What is being asked ->
The entries below are to be written out again without alteration.

(Excerpts from a figure dataset)
--- start ---

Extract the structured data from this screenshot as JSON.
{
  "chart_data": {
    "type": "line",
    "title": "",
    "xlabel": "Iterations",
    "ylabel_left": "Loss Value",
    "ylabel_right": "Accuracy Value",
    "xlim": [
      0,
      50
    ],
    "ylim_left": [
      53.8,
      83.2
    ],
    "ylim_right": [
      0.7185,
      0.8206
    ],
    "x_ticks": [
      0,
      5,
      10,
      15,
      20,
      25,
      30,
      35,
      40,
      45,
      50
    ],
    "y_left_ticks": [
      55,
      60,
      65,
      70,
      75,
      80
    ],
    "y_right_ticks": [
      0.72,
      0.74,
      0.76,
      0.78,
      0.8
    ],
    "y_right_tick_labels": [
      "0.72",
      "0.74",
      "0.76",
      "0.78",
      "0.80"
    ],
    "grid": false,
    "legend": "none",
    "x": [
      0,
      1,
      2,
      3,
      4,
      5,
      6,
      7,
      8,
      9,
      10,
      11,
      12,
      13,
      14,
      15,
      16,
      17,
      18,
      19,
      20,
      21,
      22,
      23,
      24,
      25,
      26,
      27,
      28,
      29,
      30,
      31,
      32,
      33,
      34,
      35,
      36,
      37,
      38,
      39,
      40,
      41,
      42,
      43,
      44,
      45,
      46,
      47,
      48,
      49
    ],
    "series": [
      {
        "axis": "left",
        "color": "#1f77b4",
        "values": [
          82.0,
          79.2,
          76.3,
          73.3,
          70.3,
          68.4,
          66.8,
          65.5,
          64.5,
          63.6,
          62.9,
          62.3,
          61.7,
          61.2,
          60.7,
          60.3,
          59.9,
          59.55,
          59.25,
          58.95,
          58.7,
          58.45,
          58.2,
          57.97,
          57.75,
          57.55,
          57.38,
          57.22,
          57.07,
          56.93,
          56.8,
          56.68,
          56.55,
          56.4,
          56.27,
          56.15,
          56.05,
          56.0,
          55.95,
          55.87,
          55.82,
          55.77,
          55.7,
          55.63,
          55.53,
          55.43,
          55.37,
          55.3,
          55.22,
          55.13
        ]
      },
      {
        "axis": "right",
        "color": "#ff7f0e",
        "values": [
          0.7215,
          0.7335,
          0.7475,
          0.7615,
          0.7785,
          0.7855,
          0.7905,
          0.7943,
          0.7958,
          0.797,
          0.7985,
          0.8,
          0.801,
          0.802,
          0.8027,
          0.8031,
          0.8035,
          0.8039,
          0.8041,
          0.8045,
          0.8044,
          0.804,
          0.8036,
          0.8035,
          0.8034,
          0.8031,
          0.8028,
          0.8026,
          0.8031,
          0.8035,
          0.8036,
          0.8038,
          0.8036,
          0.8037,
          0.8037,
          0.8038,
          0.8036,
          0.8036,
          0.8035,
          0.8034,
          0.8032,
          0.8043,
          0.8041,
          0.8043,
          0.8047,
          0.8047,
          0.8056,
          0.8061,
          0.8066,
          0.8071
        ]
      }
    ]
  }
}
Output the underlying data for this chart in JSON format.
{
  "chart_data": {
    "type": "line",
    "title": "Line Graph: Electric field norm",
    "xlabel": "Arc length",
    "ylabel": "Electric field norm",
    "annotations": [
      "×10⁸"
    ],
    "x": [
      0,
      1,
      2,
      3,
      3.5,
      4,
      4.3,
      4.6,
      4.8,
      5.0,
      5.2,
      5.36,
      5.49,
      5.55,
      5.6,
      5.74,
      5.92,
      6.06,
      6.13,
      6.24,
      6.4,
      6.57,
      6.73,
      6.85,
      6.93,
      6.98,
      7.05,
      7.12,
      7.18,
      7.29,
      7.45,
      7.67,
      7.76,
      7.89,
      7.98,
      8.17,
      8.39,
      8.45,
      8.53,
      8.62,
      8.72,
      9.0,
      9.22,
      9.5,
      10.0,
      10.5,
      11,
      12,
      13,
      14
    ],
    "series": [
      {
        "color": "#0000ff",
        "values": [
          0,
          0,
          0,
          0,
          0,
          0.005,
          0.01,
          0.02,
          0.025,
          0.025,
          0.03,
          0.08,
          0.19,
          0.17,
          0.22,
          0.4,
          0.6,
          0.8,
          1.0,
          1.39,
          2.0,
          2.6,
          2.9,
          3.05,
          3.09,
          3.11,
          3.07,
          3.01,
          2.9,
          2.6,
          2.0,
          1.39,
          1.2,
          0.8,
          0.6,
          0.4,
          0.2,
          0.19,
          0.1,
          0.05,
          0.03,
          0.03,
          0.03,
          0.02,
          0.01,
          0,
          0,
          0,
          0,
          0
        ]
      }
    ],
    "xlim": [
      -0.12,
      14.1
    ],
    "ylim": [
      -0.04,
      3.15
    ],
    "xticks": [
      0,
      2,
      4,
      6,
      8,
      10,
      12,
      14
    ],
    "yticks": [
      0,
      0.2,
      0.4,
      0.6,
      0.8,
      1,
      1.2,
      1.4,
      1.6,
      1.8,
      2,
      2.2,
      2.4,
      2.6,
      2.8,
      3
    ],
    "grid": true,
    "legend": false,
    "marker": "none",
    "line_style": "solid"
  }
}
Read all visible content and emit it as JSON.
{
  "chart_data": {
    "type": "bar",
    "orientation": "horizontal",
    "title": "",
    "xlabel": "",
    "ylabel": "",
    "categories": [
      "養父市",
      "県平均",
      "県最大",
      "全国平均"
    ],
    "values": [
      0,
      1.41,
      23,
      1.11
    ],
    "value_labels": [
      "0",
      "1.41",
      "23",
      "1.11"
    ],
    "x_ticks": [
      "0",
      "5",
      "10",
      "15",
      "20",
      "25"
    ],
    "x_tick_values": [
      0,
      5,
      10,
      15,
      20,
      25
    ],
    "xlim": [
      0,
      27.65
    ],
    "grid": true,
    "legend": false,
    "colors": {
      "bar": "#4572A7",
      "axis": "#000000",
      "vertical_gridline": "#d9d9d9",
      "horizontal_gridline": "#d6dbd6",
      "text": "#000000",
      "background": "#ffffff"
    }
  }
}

--- end ---

Output of the task ->
Extract the structured data from this screenshot as JSON.
{
  "chart_data": {
    "type": "line",
    "title": "",
    "xlabel": "Iterations",
    "ylabel_left": "Loss Value",
    "ylabel_right": "Accuracy Value",
    "xlim": [
      0,
      50
    ],
    "ylim_left": [
      53.8,
      83.2
    ],
    "ylim_right": [
      0.7185,
      0.8206
    ],
    "x_ticks": [
      0,
      5,
      10,
      15,
      20,
      25,
      30,
      35,
      40,
      45,
      50
    ],
    "y_left_ticks": [
      55,
      60,
      65,
      70,
      75,
      80
    ],
    "y_right_ticks": [
      0.72,
      0.74,
      0.76,
      0.78,
      0.8
    ],
    "y_right_tick_labels": [
      "0.72",
      "0.74",
      "0.76",
      "0.78",
      "0.80"
    ],
    "grid": false,
    "legend": "none",
    "x": [
      0,
      1,
      2,
      3,
      4,
      5,
      6,
      7,
      8,
      9,
      10,
      11,
      12,
      13,
      14,
      15,
      16,
      17,
      18,
      19,
      20,
      21,
      22,
      23,
      24,
      25,
      26,
      27,
      28,
      29,
      30,
      31,
      32,
      33,
      34,
      35,
      36,
      37,
      38,
      39,
      40,
      41,
      42,
      43,
      44,
      45,
      46,
      47,
      48,
      49
    ],
    "series": [
      {
        "axis": "left",
        "color": "#1f77b4",
        "values": [
          82.0,
          79.2,
          76.3,
          73.3,
          70.3,
          68.4,
          66.8,
          65.5,
          64.5,
          63.6,
          62.9,
          62.3,
          61.7,
          61.2,
          60.7,
          60.3,
          59.9,
          59.55,
          59.25,
          58.95,
          58.7,
          58.45,
          58.2,
          57.97,
          57.75,
          57.55,
          57.38,
          57.22,
          57.07,
          56.93,
          56.8,
          56.68,
          56.55,
          56.4,
          56.27,
          56.15,
          56.05,
          56.0,
          55.95,
          55.87,
          55.82,
          55.77,
          55.7,
          55.63,
          55.53,
          55.43,
          55.37,
          55.3,
          55.22,
          55.13
        ]
      },
      {
        "axis": "right",
        "color": "#ff7f0e",
        "values": [
          0.7215,
          0.7335,
          0.7475,
          0.7615,
          0.7785,
          0.7855,
          0.7905,
          0.7943,
          0.7958,
          0.797,
          0.7985,
          0.8,
          0.801,
          0.802,
          0.8027,
          0.8031,
          0.8035,
          0.8039,
          0.8041,
          0.8045,
          0.8044,
          0.804,
          0.8036,
          0.8035,
          0.8034,
          0.8031,
          0.8028,
          0.8026,
          0.8031,
          0.8035,
          0.8036,
          0.8038,
          0.8036,
          0.8037,
          0.8037,
          0.8038,
          0.8036,
          0.8036,
          0.8035,
          0.8034,
          0.8032,
          0.8043,
          0.8041,
          0.8043,
          0.8047,
          0.8047,
          0.8056,
          0.8061,
          0.8066,
          0.8071
        ]
      }
    ]
  }
}
Output the underlying data for this chart in JSON format.
{
  "chart_data": {
    "type": "line",
    "title": "Line Graph: Electric field norm",
    "xlabel": "Arc length",
    "ylabel": "Electric field norm",
    "annotations": [
      "×10⁸"
    ],
    "x": [
      0,
      1,
      2,
      3,
      3.5,
      4,
      4.3,
      4.6,
      4.8,
      5.0,
      5.2,
      5.36,
      5.49,
      5.55,
      5.6,
      5.74,
      5.92,
      6.06,
      6.13,
      6.24,
      6.4,
      6.57,
      6.73,
      6.85,
      6.93,
      6.98,
      7.05,
      7.12,
      7.18,
      7.29,
      7.45,
      7.67,
      7.76,
      7.89,
      7.98,
      8.17,
      8.39,
      8.45,
      8.53,
      8.62,
      8.72,
      9.0,
      9.22,
      9.5,
      10.0,
      10.5,
      11,
      12,
      13,
      14
    ],
    "series": [
      {
        "color": "#0000ff",
        "values": [
          0,
          0,
          0,
          0,
          0,
          0.005,
          0.01,
          0.02,
          0.025,
          0.025,
          0.03,
          0.08,
          0.19,
          0.17,
          0.22,
          0.4,
          0.6,
          0.8,
          1.0,
          1.39,
          2.0,
          2.6,
          2.9,
          3.05,
          3.09,
          3.11,
          3.07,
          3.01,
          2.9,
          2.6,
          2.0,
          1.39,
          1.2,
          0.8,
          0.6,
          0.4,
          0.2,
          0.19,
          0.1,
          0.05,
          0.03,
          0.03,
          0.03,
          0.02,
          0.01,
          0,
          0,
          0,
          0,
          0
        ]
      }
    ],
    "xlim": [
      -0.12,
      14.1
    ],
    "ylim": [
      -0.04,
      3.15
    ],
    "xticks": [
      0,
      2,
      4,
      6,
      8,
      10,
      12,
      14
    ],
    "yticks": [
      0,
      0.2,
      0.4,
      0.6,
      0.8,
      1,
      1.2,
      1.4,
      1.6,
      1.8,
      2,
      2.2,
      2.4,
      2.6,
      2.8,
      3
    ],
    "grid": true,
    "legend": false,
    "marker": "none",
    "line_style": "solid"
  }
}
Read all visible content and emit it as JSON.
{
  "chart_data": {
    "type": "bar",
    "orientation": "horizontal",
    "title": "",
    "xlabel": "",
    "ylabel": "",
    "categories": [
      "養父市",
      "県平均",
      "県最大",
      "全国平均"
    ],
    "values": [
      0,
      1.41,
      23,
      1.11
    ],
    "value_labels": [
      "0",
      "1.41",
      "23",
      "1.11"
    ],
    "x_ticks": [
      "0",
      "5",
      "10",
      "15",
      "20",
      "25"
    ],
    "x_tick_values": [
      0,
      5,
      10,
      15,
      20,
      25
    ],
    "xlim": [
      0,
      27.65
    ],
    "grid": true,
    "legend": false,
    "colors": {
      "bar": "#4572A7",
      "axis": "#000000",
      "vertical_gridline": "#d9d9d9",
      "horizontal_gridline": "#d6dbd6",
      "text": "#000000",
      "background": "#ffffff"
    }
  }
}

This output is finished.